GOAL:
Which lines below hold the word "RTOFS"? Copy all of them.

DATASET CONTENT:
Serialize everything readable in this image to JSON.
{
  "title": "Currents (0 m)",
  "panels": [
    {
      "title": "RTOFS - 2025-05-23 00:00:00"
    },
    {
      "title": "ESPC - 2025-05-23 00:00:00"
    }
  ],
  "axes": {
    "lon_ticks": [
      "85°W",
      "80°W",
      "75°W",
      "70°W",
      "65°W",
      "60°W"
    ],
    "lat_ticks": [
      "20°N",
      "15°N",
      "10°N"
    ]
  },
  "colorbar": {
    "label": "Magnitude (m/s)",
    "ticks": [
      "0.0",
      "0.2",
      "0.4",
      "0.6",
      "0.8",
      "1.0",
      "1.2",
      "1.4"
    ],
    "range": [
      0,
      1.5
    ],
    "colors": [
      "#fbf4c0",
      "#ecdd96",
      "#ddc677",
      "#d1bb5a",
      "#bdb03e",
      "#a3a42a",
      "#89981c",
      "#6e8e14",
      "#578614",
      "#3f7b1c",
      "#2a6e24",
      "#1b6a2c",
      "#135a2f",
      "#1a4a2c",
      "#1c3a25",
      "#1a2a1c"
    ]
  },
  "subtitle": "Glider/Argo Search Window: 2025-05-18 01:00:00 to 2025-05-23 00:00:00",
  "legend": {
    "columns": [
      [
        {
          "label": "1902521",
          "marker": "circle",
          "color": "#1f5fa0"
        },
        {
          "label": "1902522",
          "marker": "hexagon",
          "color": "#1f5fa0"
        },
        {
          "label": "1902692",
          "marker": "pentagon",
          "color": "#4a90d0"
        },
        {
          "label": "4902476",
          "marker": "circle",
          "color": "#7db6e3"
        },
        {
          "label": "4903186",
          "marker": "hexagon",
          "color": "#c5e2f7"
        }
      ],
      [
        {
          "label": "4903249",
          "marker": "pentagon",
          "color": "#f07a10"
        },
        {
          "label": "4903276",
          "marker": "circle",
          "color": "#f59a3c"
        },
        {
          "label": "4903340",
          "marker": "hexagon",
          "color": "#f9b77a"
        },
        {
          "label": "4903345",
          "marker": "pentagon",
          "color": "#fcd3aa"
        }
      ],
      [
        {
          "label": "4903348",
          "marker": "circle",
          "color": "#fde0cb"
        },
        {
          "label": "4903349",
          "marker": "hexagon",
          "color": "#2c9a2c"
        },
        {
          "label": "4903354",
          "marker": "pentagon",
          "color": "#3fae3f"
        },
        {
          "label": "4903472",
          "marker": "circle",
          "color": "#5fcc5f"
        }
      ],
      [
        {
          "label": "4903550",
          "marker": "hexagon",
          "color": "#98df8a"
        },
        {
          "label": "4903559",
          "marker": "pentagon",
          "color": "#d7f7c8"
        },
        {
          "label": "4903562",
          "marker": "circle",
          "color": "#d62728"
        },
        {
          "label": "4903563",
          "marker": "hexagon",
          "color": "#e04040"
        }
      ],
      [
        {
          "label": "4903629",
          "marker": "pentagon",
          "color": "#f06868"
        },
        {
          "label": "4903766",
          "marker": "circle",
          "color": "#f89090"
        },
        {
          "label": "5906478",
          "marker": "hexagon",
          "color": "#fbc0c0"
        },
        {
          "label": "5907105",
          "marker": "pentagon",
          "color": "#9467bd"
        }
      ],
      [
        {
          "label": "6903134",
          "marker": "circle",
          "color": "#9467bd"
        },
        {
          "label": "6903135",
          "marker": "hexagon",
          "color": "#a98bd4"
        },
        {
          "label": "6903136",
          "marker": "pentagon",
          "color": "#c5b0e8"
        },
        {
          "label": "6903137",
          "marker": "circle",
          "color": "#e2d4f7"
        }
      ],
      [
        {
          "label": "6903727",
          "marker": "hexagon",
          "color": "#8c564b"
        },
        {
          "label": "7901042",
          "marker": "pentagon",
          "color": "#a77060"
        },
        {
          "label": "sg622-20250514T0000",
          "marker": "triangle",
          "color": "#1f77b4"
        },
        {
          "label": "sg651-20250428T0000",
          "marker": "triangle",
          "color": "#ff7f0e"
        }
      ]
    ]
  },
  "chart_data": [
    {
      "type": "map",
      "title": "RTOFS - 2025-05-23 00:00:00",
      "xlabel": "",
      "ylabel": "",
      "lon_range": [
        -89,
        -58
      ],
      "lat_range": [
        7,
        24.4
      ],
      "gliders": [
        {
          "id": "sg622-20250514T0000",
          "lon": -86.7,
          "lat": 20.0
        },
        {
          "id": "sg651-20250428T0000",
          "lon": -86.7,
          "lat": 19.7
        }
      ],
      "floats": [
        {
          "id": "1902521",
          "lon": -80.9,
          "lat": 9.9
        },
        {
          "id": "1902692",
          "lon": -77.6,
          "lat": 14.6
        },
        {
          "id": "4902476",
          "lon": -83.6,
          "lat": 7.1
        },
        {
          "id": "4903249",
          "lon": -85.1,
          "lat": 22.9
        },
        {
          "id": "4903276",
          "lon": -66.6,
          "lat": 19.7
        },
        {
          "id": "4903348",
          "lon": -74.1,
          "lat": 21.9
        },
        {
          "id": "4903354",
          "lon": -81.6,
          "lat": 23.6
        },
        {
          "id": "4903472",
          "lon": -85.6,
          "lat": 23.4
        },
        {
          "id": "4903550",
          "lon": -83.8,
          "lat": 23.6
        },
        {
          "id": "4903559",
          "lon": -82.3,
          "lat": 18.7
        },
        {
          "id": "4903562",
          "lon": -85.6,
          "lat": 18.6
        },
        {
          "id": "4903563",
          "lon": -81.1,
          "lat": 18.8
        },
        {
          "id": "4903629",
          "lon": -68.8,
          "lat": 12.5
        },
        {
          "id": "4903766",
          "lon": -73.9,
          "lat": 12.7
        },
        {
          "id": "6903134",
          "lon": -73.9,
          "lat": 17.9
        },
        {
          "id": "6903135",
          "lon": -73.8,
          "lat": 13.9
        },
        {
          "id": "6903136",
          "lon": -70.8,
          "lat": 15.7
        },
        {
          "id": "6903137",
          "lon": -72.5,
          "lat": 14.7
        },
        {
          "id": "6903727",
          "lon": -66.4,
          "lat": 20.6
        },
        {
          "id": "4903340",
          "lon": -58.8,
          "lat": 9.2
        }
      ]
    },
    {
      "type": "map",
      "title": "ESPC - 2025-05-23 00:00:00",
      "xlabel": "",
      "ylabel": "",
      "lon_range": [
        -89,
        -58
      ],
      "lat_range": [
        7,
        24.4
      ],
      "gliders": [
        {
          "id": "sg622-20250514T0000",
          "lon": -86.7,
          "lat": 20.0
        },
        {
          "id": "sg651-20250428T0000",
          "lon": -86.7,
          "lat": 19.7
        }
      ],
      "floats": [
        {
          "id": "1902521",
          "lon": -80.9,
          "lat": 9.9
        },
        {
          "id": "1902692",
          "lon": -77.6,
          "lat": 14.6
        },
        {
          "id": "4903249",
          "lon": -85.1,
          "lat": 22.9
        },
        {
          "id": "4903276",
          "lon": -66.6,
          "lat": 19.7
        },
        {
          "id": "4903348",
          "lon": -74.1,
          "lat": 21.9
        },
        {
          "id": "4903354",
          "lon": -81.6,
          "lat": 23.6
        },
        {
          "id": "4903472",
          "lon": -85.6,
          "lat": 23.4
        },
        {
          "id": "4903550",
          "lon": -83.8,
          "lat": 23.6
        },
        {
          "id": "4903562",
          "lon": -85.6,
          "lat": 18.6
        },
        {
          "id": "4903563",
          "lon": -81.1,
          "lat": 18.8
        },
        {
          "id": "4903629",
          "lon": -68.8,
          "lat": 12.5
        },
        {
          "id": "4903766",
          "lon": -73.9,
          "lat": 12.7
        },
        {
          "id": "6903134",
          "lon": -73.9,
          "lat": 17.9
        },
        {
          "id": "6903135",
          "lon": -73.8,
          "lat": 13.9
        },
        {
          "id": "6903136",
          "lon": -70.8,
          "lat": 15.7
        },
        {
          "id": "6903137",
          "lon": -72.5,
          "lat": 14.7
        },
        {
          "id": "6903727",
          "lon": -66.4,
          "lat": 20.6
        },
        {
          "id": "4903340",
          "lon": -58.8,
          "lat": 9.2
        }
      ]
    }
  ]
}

RESPONSE TO THIS EXERCISE:
      "title": "RTOFS - 2025-05-23 00:00:00"
      "title": "RTOFS - 2025-05-23 00:00:00",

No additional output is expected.